→ **GIVEN REQUEST**: Copy every row below word for word, without changing anything.

→ **DATA RECORDS**:
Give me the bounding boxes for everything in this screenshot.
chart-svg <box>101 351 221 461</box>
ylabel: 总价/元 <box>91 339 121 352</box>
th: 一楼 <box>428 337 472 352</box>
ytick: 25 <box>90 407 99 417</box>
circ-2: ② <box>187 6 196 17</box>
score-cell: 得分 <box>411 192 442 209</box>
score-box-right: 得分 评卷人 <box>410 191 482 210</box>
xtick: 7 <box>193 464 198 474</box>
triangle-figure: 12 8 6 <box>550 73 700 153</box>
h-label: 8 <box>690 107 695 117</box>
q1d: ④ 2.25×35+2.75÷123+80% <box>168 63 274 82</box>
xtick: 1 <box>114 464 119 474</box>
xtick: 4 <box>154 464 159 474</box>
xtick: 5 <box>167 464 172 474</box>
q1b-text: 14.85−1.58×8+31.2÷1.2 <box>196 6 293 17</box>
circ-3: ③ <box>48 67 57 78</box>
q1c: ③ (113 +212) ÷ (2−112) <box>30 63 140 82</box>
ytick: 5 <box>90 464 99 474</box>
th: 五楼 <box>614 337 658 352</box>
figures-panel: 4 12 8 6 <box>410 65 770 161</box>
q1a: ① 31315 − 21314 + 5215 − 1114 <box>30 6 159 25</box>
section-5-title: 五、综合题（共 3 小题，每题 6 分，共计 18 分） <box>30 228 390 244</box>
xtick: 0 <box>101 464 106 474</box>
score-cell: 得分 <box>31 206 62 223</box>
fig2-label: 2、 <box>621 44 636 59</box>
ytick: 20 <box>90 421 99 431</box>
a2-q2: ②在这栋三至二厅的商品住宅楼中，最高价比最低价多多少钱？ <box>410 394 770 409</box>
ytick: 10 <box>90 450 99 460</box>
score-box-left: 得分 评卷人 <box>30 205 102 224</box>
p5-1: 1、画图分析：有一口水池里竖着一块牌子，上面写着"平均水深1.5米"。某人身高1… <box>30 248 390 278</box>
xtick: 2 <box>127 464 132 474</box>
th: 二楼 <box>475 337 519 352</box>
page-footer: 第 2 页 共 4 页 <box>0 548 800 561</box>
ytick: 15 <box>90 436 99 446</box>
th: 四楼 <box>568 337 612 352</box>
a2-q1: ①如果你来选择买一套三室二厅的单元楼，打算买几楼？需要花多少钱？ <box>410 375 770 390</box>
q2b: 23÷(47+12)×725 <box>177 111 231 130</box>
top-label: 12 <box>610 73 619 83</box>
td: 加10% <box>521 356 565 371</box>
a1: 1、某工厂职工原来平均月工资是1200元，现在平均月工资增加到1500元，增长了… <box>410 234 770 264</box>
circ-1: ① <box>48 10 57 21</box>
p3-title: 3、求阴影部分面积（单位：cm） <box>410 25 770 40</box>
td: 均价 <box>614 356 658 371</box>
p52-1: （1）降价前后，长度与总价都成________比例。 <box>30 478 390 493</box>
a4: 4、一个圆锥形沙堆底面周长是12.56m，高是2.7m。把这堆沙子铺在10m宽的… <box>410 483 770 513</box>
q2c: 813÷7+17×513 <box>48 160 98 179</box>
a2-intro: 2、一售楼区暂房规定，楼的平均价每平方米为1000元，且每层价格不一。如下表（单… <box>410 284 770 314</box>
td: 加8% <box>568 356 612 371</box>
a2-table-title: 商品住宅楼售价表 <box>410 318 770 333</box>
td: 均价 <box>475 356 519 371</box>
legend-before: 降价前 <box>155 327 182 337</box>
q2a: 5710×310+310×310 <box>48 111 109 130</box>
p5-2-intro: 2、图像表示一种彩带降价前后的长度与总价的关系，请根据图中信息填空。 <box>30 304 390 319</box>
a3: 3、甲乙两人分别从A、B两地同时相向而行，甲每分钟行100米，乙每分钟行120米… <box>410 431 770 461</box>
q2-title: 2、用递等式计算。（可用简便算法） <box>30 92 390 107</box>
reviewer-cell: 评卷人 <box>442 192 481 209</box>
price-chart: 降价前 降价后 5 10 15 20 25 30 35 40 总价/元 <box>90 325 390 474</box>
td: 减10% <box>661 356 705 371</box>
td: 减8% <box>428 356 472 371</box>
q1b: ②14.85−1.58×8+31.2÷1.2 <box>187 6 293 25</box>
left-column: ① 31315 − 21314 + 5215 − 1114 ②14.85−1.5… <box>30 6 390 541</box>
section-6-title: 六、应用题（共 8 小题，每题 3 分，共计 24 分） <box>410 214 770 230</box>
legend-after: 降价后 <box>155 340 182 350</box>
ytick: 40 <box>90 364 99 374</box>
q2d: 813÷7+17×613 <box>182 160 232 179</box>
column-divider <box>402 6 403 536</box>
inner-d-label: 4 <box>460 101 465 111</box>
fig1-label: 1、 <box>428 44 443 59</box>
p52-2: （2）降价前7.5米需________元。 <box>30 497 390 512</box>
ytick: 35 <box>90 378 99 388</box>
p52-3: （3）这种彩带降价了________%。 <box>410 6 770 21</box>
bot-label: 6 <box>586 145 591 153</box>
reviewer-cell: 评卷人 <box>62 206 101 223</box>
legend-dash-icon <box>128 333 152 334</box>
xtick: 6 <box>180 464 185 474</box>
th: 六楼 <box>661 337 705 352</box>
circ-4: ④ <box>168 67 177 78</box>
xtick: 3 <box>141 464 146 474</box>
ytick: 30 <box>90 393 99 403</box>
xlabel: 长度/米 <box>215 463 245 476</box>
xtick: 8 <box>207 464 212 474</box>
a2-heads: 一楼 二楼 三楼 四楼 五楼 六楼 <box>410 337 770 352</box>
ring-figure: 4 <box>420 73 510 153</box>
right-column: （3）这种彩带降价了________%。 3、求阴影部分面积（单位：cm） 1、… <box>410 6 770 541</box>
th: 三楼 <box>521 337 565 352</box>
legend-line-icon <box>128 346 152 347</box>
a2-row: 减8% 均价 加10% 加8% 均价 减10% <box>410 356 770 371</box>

→ **EXERCISE SOLUTION**:
Give me the bounding boxes for everything in this screenshot.
chart-svg <box>101 351 221 461</box>
ylabel: 总价/元 <box>91 339 121 352</box>
th: 一楼 <box>428 337 472 352</box>
ytick: 25 <box>90 407 99 417</box>
circ-2: ② <box>187 6 196 17</box>
score-cell: 得分 <box>411 192 442 209</box>
score-box-right: 得分 评卷人 <box>410 191 482 210</box>
xtick: 7 <box>193 464 198 474</box>
triangle-figure: 12 8 6 <box>550 73 700 153</box>
h-label: 8 <box>690 107 695 117</box>
q1d: ④ 2.25×35+2.75÷123+80% <box>168 63 274 82</box>
xtick: 1 <box>114 464 119 474</box>
xtick: 4 <box>154 464 159 474</box>
xtick: 5 <box>167 464 172 474</box>
q1b-text: 14.85−1.58×8+31.2÷1.2 <box>196 6 293 17</box>
circ-3: ③ <box>48 67 57 78</box>
q1c: ③ (113 +212) ÷ (2−112) <box>30 63 140 82</box>
ytick: 5 <box>90 464 99 474</box>
th: 五楼 <box>614 337 658 352</box>
figures-panel: 4 12 8 6 <box>410 65 770 161</box>
q1a: ① 31315 − 21314 + 5215 − 1114 <box>30 6 159 25</box>
section-5-title: 五、综合题（共 3 小题，每题 6 分，共计 18 分） <box>30 228 390 244</box>
xtick: 0 <box>101 464 106 474</box>
score-cell: 得分 <box>31 206 62 223</box>
fig2-label: 2、 <box>621 44 636 59</box>
ytick: 20 <box>90 421 99 431</box>
a2-q2: ②在这栋三至二厅的商品住宅楼中，最高价比最低价多多少钱？ <box>410 394 770 409</box>
ytick: 10 <box>90 450 99 460</box>
score-box-left: 得分 评卷人 <box>30 205 102 224</box>
p5-1: 1、画图分析：有一口水池里竖着一块牌子，上面写着"平均水深1.5米"。某人身高1… <box>30 248 390 278</box>
xtick: 2 <box>127 464 132 474</box>
th: 二楼 <box>475 337 519 352</box>
page-footer: 第 2 页 共 4 页 <box>0 548 800 561</box>
ytick: 15 <box>90 436 99 446</box>
th: 四楼 <box>568 337 612 352</box>
a2-q1: ①如果你来选择买一套三室二厅的单元楼，打算买几楼？需要花多少钱？ <box>410 375 770 390</box>
q2b: 23÷(47+12)×725 <box>177 111 231 130</box>
top-label: 12 <box>610 73 619 83</box>
td: 加10% <box>521 356 565 371</box>
a1: 1、某工厂职工原来平均月工资是1200元，现在平均月工资增加到1500元，增长了… <box>410 234 770 264</box>
circ-1: ① <box>48 10 57 21</box>
p3-title: 3、求阴影部分面积（单位：cm） <box>410 25 770 40</box>
td: 均价 <box>614 356 658 371</box>
p52-1: （1）降价前后，长度与总价都成________比例。 <box>30 478 390 493</box>
a4: 4、一个圆锥形沙堆底面周长是12.56m，高是2.7m。把这堆沙子铺在10m宽的… <box>410 483 770 513</box>
q2c: 813÷7+17×513 <box>48 160 98 179</box>
a2-intro: 2、一售楼区暂房规定，楼的平均价每平方米为1000元，且每层价格不一。如下表（单… <box>410 284 770 314</box>
td: 加8% <box>568 356 612 371</box>
a2-table-title: 商品住宅楼售价表 <box>410 318 770 333</box>
td: 均价 <box>475 356 519 371</box>
legend-before: 降价前 <box>155 327 182 337</box>
q2a: 5710×310+310×310 <box>48 111 109 130</box>
p5-2-intro: 2、图像表示一种彩带降价前后的长度与总价的关系，请根据图中信息填空。 <box>30 304 390 319</box>
a3: 3、甲乙两人分别从A、B两地同时相向而行，甲每分钟行100米，乙每分钟行120米… <box>410 431 770 461</box>
q2-title: 2、用递等式计算。（可用简便算法） <box>30 92 390 107</box>
reviewer-cell: 评卷人 <box>442 192 481 209</box>
price-chart: 降价前 降价后 5 10 15 20 25 30 35 40 总价/元 <box>90 325 390 474</box>
td: 减10% <box>661 356 705 371</box>
td: 减8% <box>428 356 472 371</box>
q1b: ②14.85−1.58×8+31.2÷1.2 <box>187 6 293 25</box>
left-column: ① 31315 − 21314 + 5215 − 1114 ②14.85−1.5… <box>30 6 390 541</box>
section-6-title: 六、应用题（共 8 小题，每题 3 分，共计 24 分） <box>410 214 770 230</box>
legend-after: 降价后 <box>155 340 182 350</box>
ytick: 40 <box>90 364 99 374</box>
q2d: 813÷7+17×613 <box>182 160 232 179</box>
column-divider <box>402 6 403 536</box>
inner-d-label: 4 <box>460 101 465 111</box>
fig1-label: 1、 <box>428 44 443 59</box>
p52-2: （2）降价前7.5米需________元。 <box>30 497 390 512</box>
ytick: 35 <box>90 378 99 388</box>
p52-3: （3）这种彩带降价了________%。 <box>410 6 770 21</box>
bot-label: 6 <box>586 145 591 153</box>
reviewer-cell: 评卷人 <box>62 206 101 223</box>
legend-dash-icon <box>128 333 152 334</box>
xtick: 6 <box>180 464 185 474</box>
th: 六楼 <box>661 337 705 352</box>
circ-4: ④ <box>168 67 177 78</box>
xtick: 3 <box>141 464 146 474</box>
ytick: 30 <box>90 393 99 403</box>
xlabel: 长度/米 <box>215 463 245 476</box>
xtick: 8 <box>207 464 212 474</box>
a2-heads: 一楼 二楼 三楼 四楼 五楼 六楼 <box>410 337 770 352</box>
ring-figure: 4 <box>420 73 510 153</box>
right-column: （3）这种彩带降价了________%。 3、求阴影部分面积（单位：cm） 1、… <box>410 6 770 541</box>
th: 三楼 <box>521 337 565 352</box>
legend-line-icon <box>128 346 152 347</box>
a2-row: 减8% 均价 加10% 加8% 均价 减10% <box>410 356 770 371</box>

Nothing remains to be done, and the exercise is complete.